* [Data to process]:
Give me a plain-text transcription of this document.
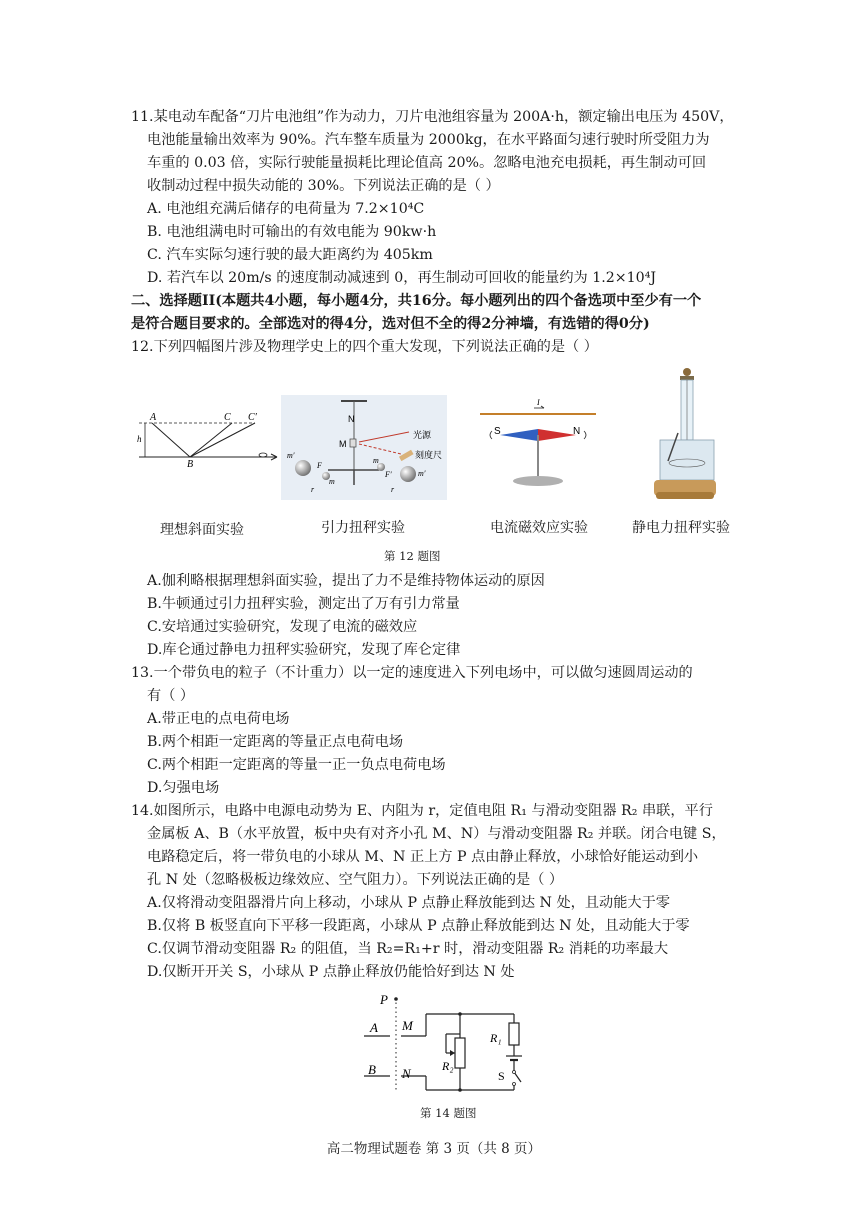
11.某电动车配备“刀片电池组”作为动力，刀片电池组容量为 200A·h，额定输出电压为 450V，
电池能量输出效率为 90%。汽车整车质量为 2000kg，在水平路面匀速行驶时所受阻力为
车重的 0.03 倍，实际行驶能量损耗比理论值高 20%。忽略电池充电损耗，再生制动可回
收制动过程中损失动能的 30%。下列说法正确的是（ ）
A. 电池组充满后储存的电荷量为 7.2×10⁴C
B. 电池组满电时可输出的有效电能为 90kw·h
C. 汽车实际匀速行驶的最大距离约为 405km
D. 若汽车以 20m/s 的速度制动减速到 0，再生制动可回收的能量约为 1.2×10⁴J
二、选择题II(本题共4小题，每小题4分，共16分。每小题列出的四个备选项中至少有一个
是符合题目要求的。全部选对的得4分，选对但不全的得2分神墙，有选错的得0分)
12.下列四幅图片涉及物理学史上的四个重大发现，下列说法正确的是（ ）
A	C C′
h
B
N
M
光源
刻度尺
m′
F
m
r
m
F′	m′
r
I
S	N
理想斜面实验	引力扭秤实验	电流磁效应实验	静电力扭秤实验
第 12 题图
A.伽利略根据理想斜面实验，提出了力不是维持物体运动的原因
B.牛顿通过引力扭秤实验，测定出了万有引力常量
C.安培通过实验研究，发现了电流的磁效应
D.库仑通过静电力扭秤实验研究，发现了库仑定律
13.一个带负电的粒子（不计重力）以一定的速度进入下列电场中，可以做匀速圆周运动的
有（ ）
A.带正电的点电荷电场
B.两个相距一定距离的等量正点电荷电场
C.两个相距一定距离的等量一正一负点电荷电场
D.匀强电场
14.如图所示，电路中电源电动势为 E、内阻为 r，定值电阻 R₁ 与滑动变阻器 R₂ 串联，平行
金属板 A、B（水平放置，板中央有对齐小孔 M、N）与滑动变阻器 R₂ 并联。闭合电键 S，
电路稳定后，将一带负电的小球从 M、N 正上方 P 点由静止释放，小球恰好能运动到小
孔 N 处（忽略极板边缘效应、空气阻力）。下列说法正确的是（ ）
A.仅将滑动变阻器滑片向上移动，小球从 P 点静止释放能到达 N 处，且动能大于零
B.仅将 B 板竖直向下平移一段距离，小球从 P 点静止释放能到达 N 处，且动能大于零
C.仅调节滑动变阻器 R₂ 的阻值，当 R₂=R₁+r 时，滑动变阻器 R₂ 消耗的功率最大
D.仅断开开关 S，小球从 P 点静止释放仍能恰好到达 N 处
P
A M
B N
R₁
R₂
S
第 14 题图
高二物理试题卷 第 3 页（共 8 页）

* [Directions]: Give all the entries again exactly, dropping each picture.

* [Full response]:
Give me a plain-text transcription of this document.
11.某电动车配备“刀片电池组”作为动力，刀片电池组容量为 200A·h，额定输出电压为 450V，
电池能量输出效率为 90%。汽车整车质量为 2000kg，在水平路面匀速行驶时所受阻力为
车重的 0.03 倍，实际行驶能量损耗比理论值高 20%。忽略电池充电损耗，再生制动可回
收制动过程中损失动能的 30%。下列说法正确的是（ ）
A. 电池组充满后储存的电荷量为 7.2×10⁴C
B. 电池组满电时可输出的有效电能为 90kw·h
C. 汽车实际匀速行驶的最大距离约为 405km
D. 若汽车以 20m/s 的速度制动减速到 0，再生制动可回收的能量约为 1.2×10⁴J
二、选择题II(本题共4小题，每小题4分，共16分。每小题列出的四个备选项中至少有一个
是符合题目要求的。全部选对的得4分，选对但不全的得2分神墙，有选错的得0分)
12.下列四幅图片涉及物理学史上的四个重大发现，下列说法正确的是（ ）
A	C C′
h
B
N
M
光源
刻度尺
m′
F
m
r
m
F′	m′
r
I
S	N
理想斜面实验	引力扭秤实验	电流磁效应实验	静电力扭秤实验
第 12 题图
A.伽利略根据理想斜面实验，提出了力不是维持物体运动的原因
B.牛顿通过引力扭秤实验，测定出了万有引力常量
C.安培通过实验研究，发现了电流的磁效应
D.库仑通过静电力扭秤实验研究，发现了库仑定律
13.一个带负电的粒子（不计重力）以一定的速度进入下列电场中，可以做匀速圆周运动的
有（ ）
A.带正电的点电荷电场
B.两个相距一定距离的等量正点电荷电场
C.两个相距一定距离的等量一正一负点电荷电场
D.匀强电场
14.如图所示，电路中电源电动势为 E、内阻为 r，定值电阻 R₁ 与滑动变阻器 R₂ 串联，平行
金属板 A、B（水平放置，板中央有对齐小孔 M、N）与滑动变阻器 R₂ 并联。闭合电键 S，
电路稳定后，将一带负电的小球从 M、N 正上方 P 点由静止释放，小球恰好能运动到小
孔 N 处（忽略极板边缘效应、空气阻力）。下列说法正确的是（ ）
A.仅将滑动变阻器滑片向上移动，小球从 P 点静止释放能到达 N 处，且动能大于零
B.仅将 B 板竖直向下平移一段距离，小球从 P 点静止释放能到达 N 处，且动能大于零
C.仅调节滑动变阻器 R₂ 的阻值，当 R₂=R₁+r 时，滑动变阻器 R₂ 消耗的功率最大
D.仅断开开关 S，小球从 P 点静止释放仍能恰好到达 N 处
P
A M
B N
R₁
R₂
S
第 14 题图
高二物理试题卷 第 3 页（共 8 页）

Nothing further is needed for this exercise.